◆ **Layout element annotations**
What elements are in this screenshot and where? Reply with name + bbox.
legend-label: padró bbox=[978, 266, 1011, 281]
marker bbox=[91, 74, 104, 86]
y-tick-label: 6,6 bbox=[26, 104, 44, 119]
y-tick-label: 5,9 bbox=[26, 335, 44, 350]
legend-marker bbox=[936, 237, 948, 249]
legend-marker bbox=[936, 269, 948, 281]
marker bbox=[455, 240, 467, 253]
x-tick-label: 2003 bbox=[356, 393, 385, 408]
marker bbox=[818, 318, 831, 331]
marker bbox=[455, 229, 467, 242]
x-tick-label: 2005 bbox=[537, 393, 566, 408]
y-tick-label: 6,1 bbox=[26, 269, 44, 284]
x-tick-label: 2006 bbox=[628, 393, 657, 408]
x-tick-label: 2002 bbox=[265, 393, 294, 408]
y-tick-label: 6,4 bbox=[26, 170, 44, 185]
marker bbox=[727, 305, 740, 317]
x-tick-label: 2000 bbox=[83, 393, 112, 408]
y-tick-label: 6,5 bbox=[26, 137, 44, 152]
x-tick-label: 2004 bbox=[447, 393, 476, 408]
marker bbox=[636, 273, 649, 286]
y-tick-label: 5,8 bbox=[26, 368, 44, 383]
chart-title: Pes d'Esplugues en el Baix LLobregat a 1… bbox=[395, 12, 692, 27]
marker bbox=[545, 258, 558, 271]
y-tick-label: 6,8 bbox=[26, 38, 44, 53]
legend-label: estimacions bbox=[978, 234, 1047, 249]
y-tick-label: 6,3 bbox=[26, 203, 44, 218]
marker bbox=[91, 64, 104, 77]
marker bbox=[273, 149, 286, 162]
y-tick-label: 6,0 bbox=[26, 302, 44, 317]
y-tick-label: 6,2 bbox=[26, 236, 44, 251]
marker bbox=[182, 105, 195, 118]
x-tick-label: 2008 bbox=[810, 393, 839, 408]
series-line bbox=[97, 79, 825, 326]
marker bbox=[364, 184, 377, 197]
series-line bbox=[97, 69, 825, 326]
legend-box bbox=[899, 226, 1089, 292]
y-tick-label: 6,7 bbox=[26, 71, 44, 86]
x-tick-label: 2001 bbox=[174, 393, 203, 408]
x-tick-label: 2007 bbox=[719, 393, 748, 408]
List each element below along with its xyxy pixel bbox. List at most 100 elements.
* * *
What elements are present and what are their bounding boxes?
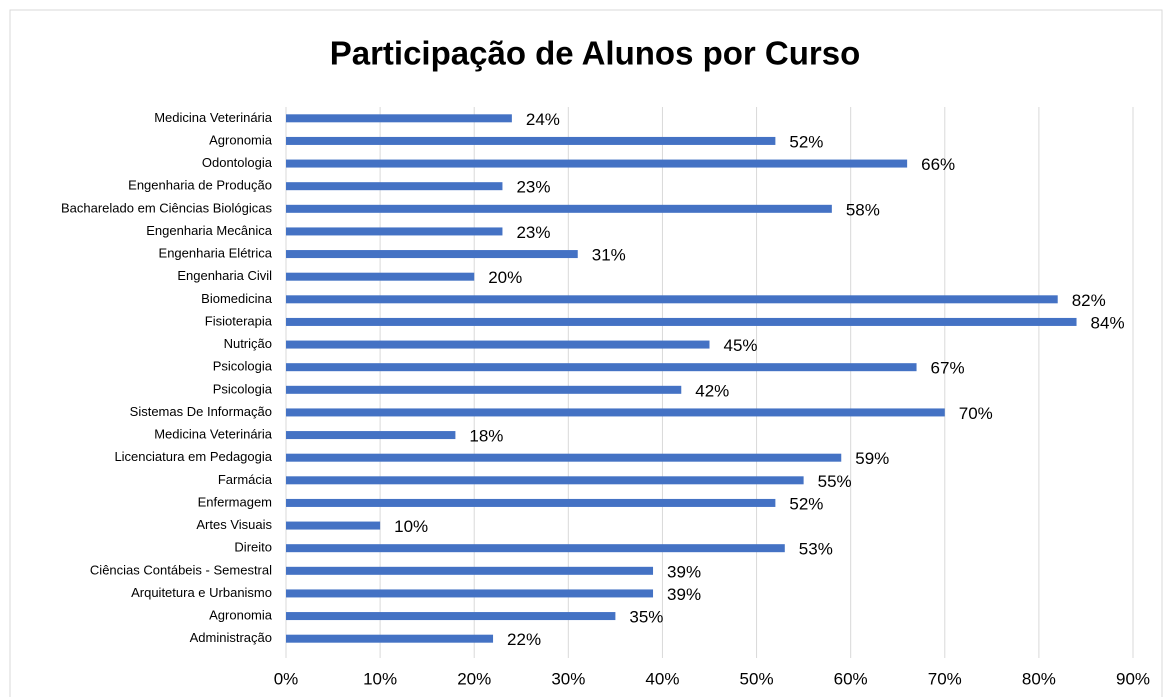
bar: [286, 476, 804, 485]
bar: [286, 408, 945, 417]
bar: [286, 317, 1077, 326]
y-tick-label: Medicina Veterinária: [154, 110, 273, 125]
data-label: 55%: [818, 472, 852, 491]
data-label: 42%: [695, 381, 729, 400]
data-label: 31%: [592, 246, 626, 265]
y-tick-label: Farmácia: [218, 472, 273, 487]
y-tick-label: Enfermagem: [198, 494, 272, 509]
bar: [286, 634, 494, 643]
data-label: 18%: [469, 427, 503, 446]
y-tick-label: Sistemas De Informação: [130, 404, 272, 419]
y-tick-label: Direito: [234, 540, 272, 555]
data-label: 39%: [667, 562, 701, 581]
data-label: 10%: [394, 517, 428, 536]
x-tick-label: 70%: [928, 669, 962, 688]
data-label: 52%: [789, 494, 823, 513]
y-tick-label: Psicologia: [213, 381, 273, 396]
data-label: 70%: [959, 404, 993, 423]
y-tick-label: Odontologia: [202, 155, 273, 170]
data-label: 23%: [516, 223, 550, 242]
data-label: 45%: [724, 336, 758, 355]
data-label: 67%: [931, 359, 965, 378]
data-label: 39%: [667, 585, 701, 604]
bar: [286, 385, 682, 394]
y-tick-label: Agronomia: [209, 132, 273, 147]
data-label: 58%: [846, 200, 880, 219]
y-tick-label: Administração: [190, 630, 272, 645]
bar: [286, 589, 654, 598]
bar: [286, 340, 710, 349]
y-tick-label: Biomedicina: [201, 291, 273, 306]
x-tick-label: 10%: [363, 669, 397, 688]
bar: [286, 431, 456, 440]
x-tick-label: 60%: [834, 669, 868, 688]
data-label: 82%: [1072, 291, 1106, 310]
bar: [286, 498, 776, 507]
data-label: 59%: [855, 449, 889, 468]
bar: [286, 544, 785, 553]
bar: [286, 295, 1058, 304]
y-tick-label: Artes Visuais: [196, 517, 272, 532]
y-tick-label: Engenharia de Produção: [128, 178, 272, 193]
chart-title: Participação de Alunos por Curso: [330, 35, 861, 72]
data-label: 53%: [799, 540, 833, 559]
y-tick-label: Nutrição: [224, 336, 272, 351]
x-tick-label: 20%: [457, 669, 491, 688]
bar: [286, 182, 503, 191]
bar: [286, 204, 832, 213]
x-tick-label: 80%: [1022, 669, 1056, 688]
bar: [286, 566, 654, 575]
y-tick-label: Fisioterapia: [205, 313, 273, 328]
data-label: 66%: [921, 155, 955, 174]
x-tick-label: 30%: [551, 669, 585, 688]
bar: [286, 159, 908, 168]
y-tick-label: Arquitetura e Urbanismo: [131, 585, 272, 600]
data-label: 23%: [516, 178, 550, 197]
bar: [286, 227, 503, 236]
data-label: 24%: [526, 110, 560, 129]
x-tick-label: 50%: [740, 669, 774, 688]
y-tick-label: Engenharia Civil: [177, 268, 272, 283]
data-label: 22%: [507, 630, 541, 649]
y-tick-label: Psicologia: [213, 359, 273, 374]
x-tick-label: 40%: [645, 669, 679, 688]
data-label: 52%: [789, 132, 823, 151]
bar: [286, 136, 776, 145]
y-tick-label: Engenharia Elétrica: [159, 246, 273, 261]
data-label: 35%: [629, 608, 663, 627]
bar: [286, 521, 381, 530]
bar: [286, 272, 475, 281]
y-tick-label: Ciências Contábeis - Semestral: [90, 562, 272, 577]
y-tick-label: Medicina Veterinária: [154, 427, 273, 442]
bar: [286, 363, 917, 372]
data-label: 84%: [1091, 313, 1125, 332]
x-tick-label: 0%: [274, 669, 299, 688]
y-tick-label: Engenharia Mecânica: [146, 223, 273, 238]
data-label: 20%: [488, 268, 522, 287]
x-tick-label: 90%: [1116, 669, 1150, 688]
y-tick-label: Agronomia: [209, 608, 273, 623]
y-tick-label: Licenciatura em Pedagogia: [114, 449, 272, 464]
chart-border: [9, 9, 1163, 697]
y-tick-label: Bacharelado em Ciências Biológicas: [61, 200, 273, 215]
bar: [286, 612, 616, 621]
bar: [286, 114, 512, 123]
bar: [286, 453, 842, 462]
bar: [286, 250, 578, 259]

◆ **EXERCISE TASK**
Please express the data from the line containing "bar: [286, 476, 804, 485]" through the line containing "data-label: 58%: [846, 200, 880, 219]" as a JSON list of strings, one string per line, with blank lines omitted.

◆ **EXERCISE SOLUTION**
[
  "bar: [286, 476, 804, 485]",
  "bar: [286, 408, 945, 417]",
  "bar: [286, 317, 1077, 326]",
  "y-tick-label: Medicina Veterinária: [154, 110, 273, 125]",
  "data-label: 55%: [818, 472, 852, 491]",
  "data-label: 42%: [695, 381, 729, 400]",
  "data-label: 31%: [592, 246, 626, 265]",
  "y-tick-label: Farmácia: [218, 472, 273, 487]",
  "y-tick-label: Enfermagem: [198, 494, 272, 509]",
  "bar: [286, 634, 494, 643]",
  "data-label: 18%: [469, 427, 503, 446]",
  "y-tick-label: Sistemas De Informação: [130, 404, 272, 419]",
  "y-tick-label: Direito: [234, 540, 272, 555]",
  "data-label: 39%: [667, 562, 701, 581]",
  "data-label: 10%: [394, 517, 428, 536]",
  "x-tick-label: 70%: [928, 669, 962, 688]",
  "data-label: 52%: [789, 494, 823, 513]",
  "y-tick-label: Psicologia: [213, 381, 273, 396]",
  "data-label: 70%: [959, 404, 993, 423]",
  "y-tick-label: Odontologia: [202, 155, 273, 170]",
  "data-label: 23%: [516, 223, 550, 242]",
  "data-label: 45%: [724, 336, 758, 355]",
  "data-label: 67%: [931, 359, 965, 378]",
  "data-label: 39%: [667, 585, 701, 604]",
  "bar: [286, 385, 682, 394]",
  "y-tick-label: Agronomia: [209, 132, 273, 147]",
  "data-label: 58%: [846, 200, 880, 219]"
]